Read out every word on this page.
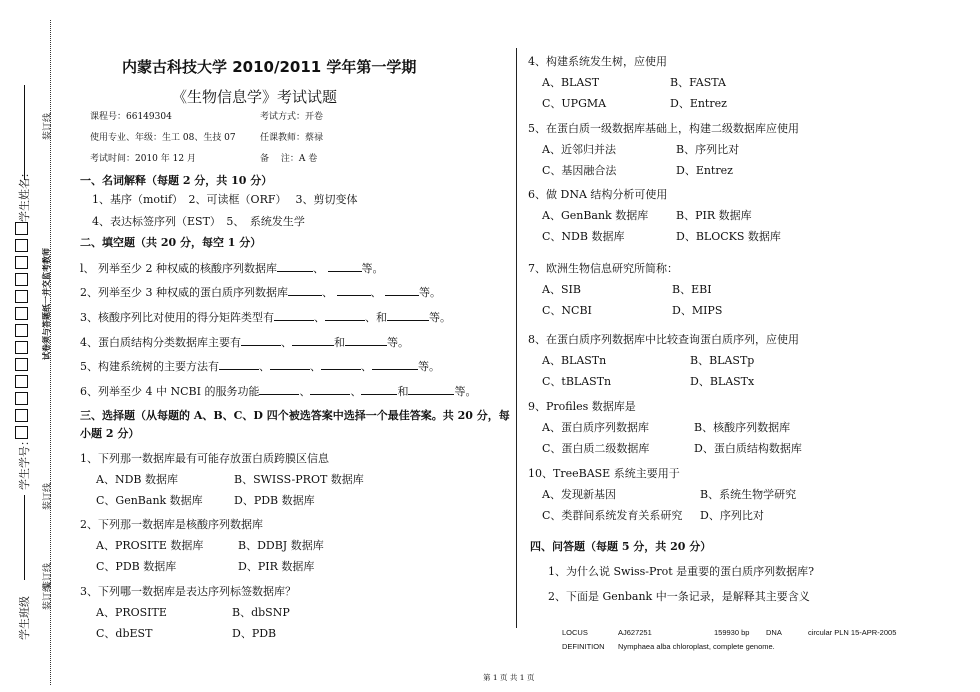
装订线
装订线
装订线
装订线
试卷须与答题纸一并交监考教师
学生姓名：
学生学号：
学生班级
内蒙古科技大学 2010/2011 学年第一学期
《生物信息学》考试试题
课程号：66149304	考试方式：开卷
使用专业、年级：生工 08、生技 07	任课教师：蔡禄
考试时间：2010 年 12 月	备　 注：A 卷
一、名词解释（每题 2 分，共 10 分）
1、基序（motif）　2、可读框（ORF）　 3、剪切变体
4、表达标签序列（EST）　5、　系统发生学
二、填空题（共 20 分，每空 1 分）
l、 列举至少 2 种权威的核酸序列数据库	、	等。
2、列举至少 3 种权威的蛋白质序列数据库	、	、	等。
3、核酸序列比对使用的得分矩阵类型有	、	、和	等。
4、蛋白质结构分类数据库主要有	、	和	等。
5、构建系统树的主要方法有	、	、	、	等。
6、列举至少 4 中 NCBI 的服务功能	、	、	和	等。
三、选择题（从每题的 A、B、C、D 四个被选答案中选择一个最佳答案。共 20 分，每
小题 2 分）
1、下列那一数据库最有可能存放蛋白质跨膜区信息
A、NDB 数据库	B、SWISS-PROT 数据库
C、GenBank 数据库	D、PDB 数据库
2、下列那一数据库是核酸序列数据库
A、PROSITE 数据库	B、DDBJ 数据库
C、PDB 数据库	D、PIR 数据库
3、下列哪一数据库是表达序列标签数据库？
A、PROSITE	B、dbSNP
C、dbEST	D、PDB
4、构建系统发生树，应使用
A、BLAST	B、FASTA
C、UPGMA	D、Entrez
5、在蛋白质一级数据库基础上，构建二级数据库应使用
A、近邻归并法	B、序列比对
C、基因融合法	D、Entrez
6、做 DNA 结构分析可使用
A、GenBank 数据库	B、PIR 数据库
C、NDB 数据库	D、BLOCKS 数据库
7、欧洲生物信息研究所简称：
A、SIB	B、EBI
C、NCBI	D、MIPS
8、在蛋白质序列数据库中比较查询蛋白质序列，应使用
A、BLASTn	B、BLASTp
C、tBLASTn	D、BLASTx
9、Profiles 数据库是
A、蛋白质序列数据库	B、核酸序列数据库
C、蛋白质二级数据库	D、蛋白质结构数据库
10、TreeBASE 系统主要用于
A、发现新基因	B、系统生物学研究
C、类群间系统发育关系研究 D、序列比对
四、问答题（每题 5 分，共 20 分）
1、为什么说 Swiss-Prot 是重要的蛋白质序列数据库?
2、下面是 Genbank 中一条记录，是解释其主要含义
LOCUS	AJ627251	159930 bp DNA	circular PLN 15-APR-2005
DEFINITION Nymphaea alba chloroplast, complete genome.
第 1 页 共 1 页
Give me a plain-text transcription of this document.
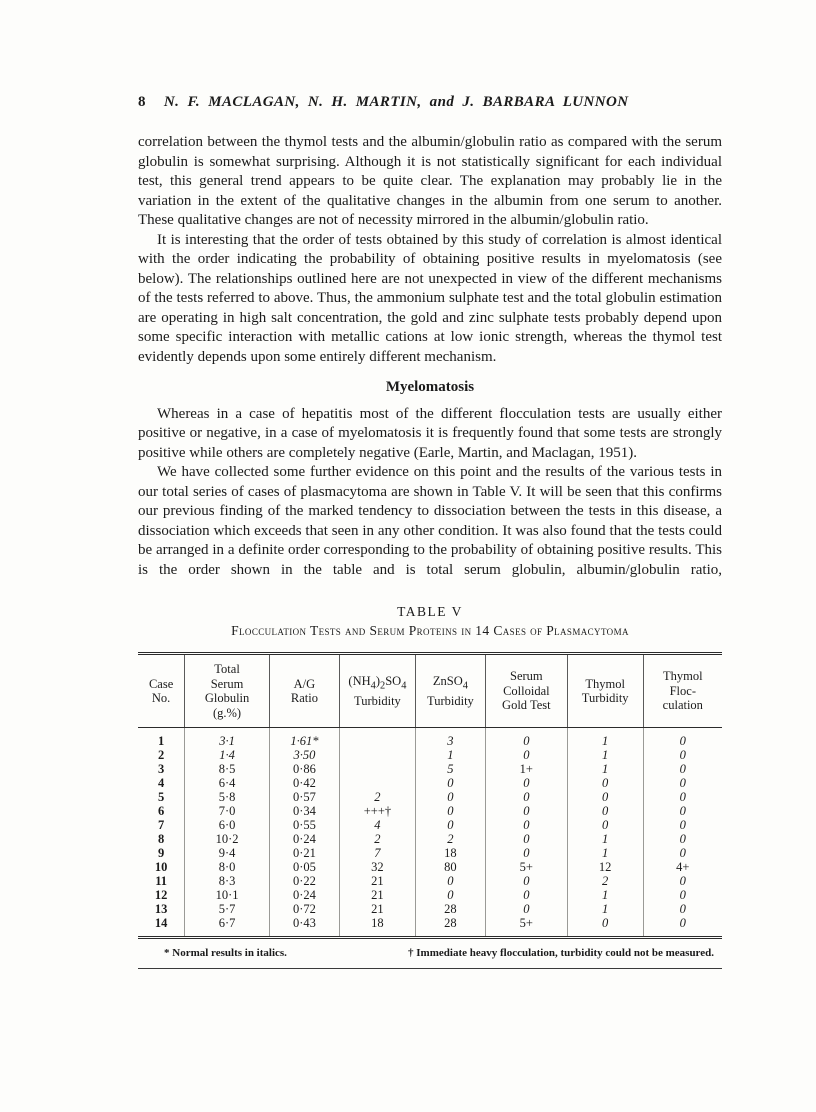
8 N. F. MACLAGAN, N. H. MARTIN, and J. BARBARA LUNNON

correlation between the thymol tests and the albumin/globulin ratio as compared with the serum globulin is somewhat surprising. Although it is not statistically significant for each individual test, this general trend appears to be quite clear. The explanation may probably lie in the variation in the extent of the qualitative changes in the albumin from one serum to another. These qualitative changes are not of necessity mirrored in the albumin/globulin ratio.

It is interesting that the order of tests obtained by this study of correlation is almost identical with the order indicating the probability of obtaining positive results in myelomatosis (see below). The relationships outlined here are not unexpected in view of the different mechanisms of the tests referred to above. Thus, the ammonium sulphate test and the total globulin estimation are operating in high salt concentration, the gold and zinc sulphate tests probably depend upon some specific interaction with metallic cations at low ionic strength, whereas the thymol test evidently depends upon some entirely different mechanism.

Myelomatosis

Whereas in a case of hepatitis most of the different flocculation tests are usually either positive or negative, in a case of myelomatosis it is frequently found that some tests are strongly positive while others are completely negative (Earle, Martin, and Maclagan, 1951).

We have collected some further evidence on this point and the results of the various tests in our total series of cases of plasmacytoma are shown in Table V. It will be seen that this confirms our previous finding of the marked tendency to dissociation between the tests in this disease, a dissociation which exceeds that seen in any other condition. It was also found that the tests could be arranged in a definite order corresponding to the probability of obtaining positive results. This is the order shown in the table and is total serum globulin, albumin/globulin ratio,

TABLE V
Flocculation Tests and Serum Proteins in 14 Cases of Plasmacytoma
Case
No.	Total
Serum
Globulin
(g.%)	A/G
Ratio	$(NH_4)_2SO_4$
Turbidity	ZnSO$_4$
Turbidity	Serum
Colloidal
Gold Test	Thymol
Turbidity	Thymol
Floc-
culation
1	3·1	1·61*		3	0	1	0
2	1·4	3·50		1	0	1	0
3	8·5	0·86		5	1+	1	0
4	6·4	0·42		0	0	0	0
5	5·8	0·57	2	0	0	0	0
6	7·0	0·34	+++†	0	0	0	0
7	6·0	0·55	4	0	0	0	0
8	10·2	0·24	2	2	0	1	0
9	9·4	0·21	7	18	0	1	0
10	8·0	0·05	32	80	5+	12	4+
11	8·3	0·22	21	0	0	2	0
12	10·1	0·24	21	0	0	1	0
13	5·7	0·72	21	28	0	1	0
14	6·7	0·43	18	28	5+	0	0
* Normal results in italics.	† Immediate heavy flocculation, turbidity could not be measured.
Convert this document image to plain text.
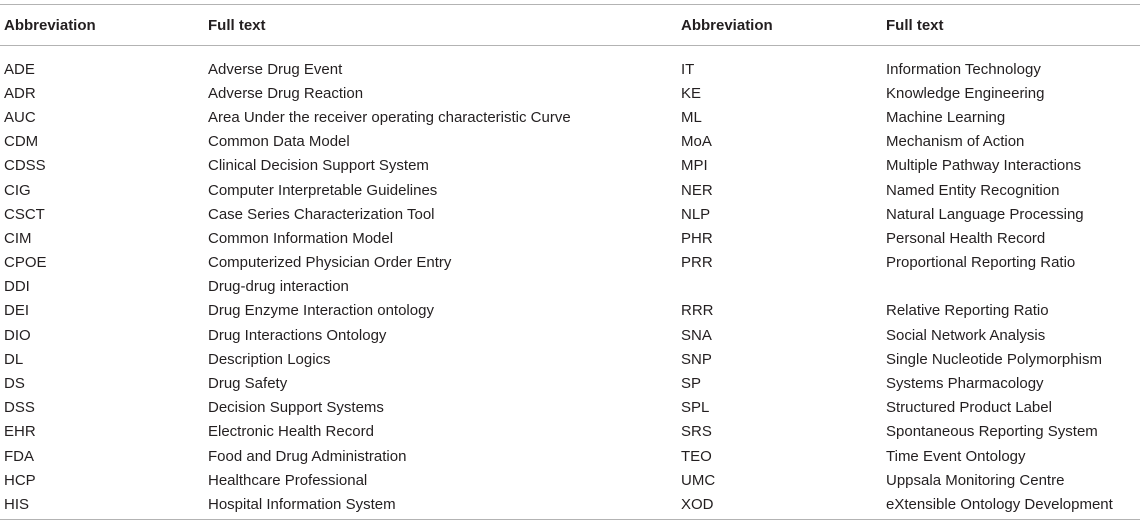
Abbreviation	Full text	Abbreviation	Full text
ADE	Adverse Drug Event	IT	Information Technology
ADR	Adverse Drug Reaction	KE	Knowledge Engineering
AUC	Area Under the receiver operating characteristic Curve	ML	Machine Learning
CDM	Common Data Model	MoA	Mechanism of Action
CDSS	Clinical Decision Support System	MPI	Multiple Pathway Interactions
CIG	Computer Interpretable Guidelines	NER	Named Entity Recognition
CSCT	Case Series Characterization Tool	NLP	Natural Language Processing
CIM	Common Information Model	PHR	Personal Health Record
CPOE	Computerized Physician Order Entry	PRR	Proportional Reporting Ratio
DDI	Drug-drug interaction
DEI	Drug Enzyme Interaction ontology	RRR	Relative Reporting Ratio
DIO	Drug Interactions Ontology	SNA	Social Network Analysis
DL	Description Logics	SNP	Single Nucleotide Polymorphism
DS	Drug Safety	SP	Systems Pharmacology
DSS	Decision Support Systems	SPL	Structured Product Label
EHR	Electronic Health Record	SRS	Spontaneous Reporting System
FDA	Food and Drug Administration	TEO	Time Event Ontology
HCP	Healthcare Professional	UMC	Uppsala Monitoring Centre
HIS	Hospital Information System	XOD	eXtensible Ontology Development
════
Task brief — Write out the data above in full and exactly, but not the pictures.

Written reply —
Read out every word on this page.
装订线
装订线
装订线
装订线
试卷须与答题纸一并交监考教师
学生姓名：
学生学号：
学生班级
内蒙古科技大学 2010/2011 学年第一学期
《生物信息学》考试试题
课程号：66149304	考试方式：开卷
使用专业、年级：生工 08、生技 07	任课教师：蔡禄
考试时间：2010 年 12 月	备　 注：A 卷
一、名词解释（每题 2 分，共 10 分）
1、基序（motif）　2、可读框（ORF）　 3、剪切变体
4、表达标签序列（EST）　5、　系统发生学
二、填空题（共 20 分，每空 1 分）
l、 列举至少 2 种权威的核酸序列数据库	、	等。
2、列举至少 3 种权威的蛋白质序列数据库	、	、	等。
3、核酸序列比对使用的得分矩阵类型有	、	、和	等。
4、蛋白质结构分类数据库主要有	、	和	等。
5、构建系统树的主要方法有	、	、	、	等。
6、列举至少 4 中 NCBI 的服务功能	、	、	和	等。
三、选择题（从每题的 A、B、C、D 四个被选答案中选择一个最佳答案。共 20 分，每
小题 2 分）
1、下列那一数据库最有可能存放蛋白质跨膜区信息
A、NDB 数据库	B、SWISS-PROT 数据库
C、GenBank 数据库	D、PDB 数据库
2、下列那一数据库是核酸序列数据库
A、PROSITE 数据库	B、DDBJ 数据库
C、PDB 数据库	D、PIR 数据库
3、下列哪一数据库是表达序列标签数据库？
A、PROSITE	B、dbSNP
C、dbEST	D、PDB
4、构建系统发生树，应使用
A、BLAST	B、FASTA
C、UPGMA	D、Entrez
5、在蛋白质一级数据库基础上，构建二级数据库应使用
A、近邻归并法	B、序列比对
C、基因融合法	D、Entrez
6、做 DNA 结构分析可使用
A、GenBank 数据库	B、PIR 数据库
C、NDB 数据库	D、BLOCKS 数据库
7、欧洲生物信息研究所简称：
A、SIB	B、EBI
C、NCBI	D、MIPS
8、在蛋白质序列数据库中比较查询蛋白质序列，应使用
A、BLASTn	B、BLASTp
C、tBLASTn	D、BLASTx
9、Profiles 数据库是
A、蛋白质序列数据库	B、核酸序列数据库
C、蛋白质二级数据库	D、蛋白质结构数据库
10、TreeBASE 系统主要用于
A、发现新基因	B、系统生物学研究
C、类群间系统发育关系研究 D、序列比对
四、问答题（每题 5 分，共 20 分）
1、为什么说 Swiss-Prot 是重要的蛋白质序列数据库?
2、下面是 Genbank 中一条记录，是解释其主要含义
LOCUS	AJ627251	159930 bp DNA	circular PLN 15-APR-2005
DEFINITION Nymphaea alba chloroplast, complete genome.
第 1 页 共 1 页
Give me a plain-text transcription of this document.
8 N. F. MACLAGAN, N. H. MARTIN, and J. BARBARA LUNNON

correlation between the thymol tests and the albumin/globulin ratio as compared with the serum globulin is somewhat surprising. Although it is not statistically significant for each individual test, this general trend appears to be quite clear. The explanation may probably lie in the variation in the extent of the qualitative changes in the albumin from one serum to another. These qualitative changes are not of necessity mirrored in the albumin/globulin ratio.

It is interesting that the order of tests obtained by this study of correlation is almost identical with the order indicating the probability of obtaining positive results in myelomatosis (see below). The relationships outlined here are not unexpected in view of the different mechanisms of the tests referred to above. Thus, the ammonium sulphate test and the total globulin estimation are operating in high salt concentration, the gold and zinc sulphate tests probably depend upon some specific interaction with metallic cations at low ionic strength, whereas the thymol test evidently depends upon some entirely different mechanism.

Myelomatosis

Whereas in a case of hepatitis most of the different flocculation tests are usually either positive or negative, in a case of myelomatosis it is frequently found that some tests are strongly positive while others are completely negative (Earle, Martin, and Maclagan, 1951).

We have collected some further evidence on this point and the results of the various tests in our total series of cases of plasmacytoma are shown in Table V. It will be seen that this confirms our previous finding of the marked tendency to dissociation between the tests in this disease, a dissociation which exceeds that seen in any other condition. It was also found that the tests could be arranged in a definite order corresponding to the probability of obtaining positive results. This is the order shown in the table and is total serum globulin, albumin/globulin ratio,

TABLE V
Flocculation Tests and Serum Proteins in 14 Cases of Plasmacytoma
Case
No.	Total
Serum
Globulin
(g.%)	A/G
Ratio	$(NH_4)_2SO_4$
Turbidity	ZnSO$_4$
Turbidity	Serum
Colloidal
Gold Test	Thymol
Turbidity	Thymol
Floc-
culation
1	3·1	1·61*		3	0	1	0
2	1·4	3·50		1	0	1	0
3	8·5	0·86		5	1+	1	0
4	6·4	0·42		0	0	0	0
5	5·8	0·57	2	0	0	0	0
6	7·0	0·34	+++†	0	0	0	0
7	6·0	0·55	4	0	0	0	0
8	10·2	0·24	2	2	0	1	0
9	9·4	0·21	7	18	0	1	0
10	8·0	0·05	32	80	5+	12	4+
11	8·3	0·22	21	0	0	2	0
12	10·1	0·24	21	0	0	1	0
13	5·7	0·72	21	28	0	1	0
14	6·7	0·43	18	28	5+	0	0
* Normal results in italics.	† Immediate heavy flocculation, turbidity could not be measured.
Convert this document image to plain text.
Abbreviation	Full text	Abbreviation	Full text
ADE	Adverse Drug Event	IT	Information Technology
ADR	Adverse Drug Reaction	KE	Knowledge Engineering
AUC	Area Under the receiver operating characteristic Curve	ML	Machine Learning
CDM	Common Data Model	MoA	Mechanism of Action
CDSS	Clinical Decision Support System	MPI	Multiple Pathway Interactions
CIG	Computer Interpretable Guidelines	NER	Named Entity Recognition
CSCT	Case Series Characterization Tool	NLP	Natural Language Processing
CIM	Common Information Model	PHR	Personal Health Record
CPOE	Computerized Physician Order Entry	PRR	Proportional Reporting Ratio
DDI	Drug-drug interaction
DEI	Drug Enzyme Interaction ontology	RRR	Relative Reporting Ratio
DIO	Drug Interactions Ontology	SNA	Social Network Analysis
DL	Description Logics	SNP	Single Nucleotide Polymorphism
DS	Drug Safety	SP	Systems Pharmacology
DSS	Decision Support Systems	SPL	Structured Product Label
EHR	Electronic Health Record	SRS	Spontaneous Reporting System
FDA	Food and Drug Administration	TEO	Time Event Ontology
HCP	Healthcare Professional	UMC	Uppsala Monitoring Centre
HIS	Hospital Information System	XOD	eXtensible Ontology Development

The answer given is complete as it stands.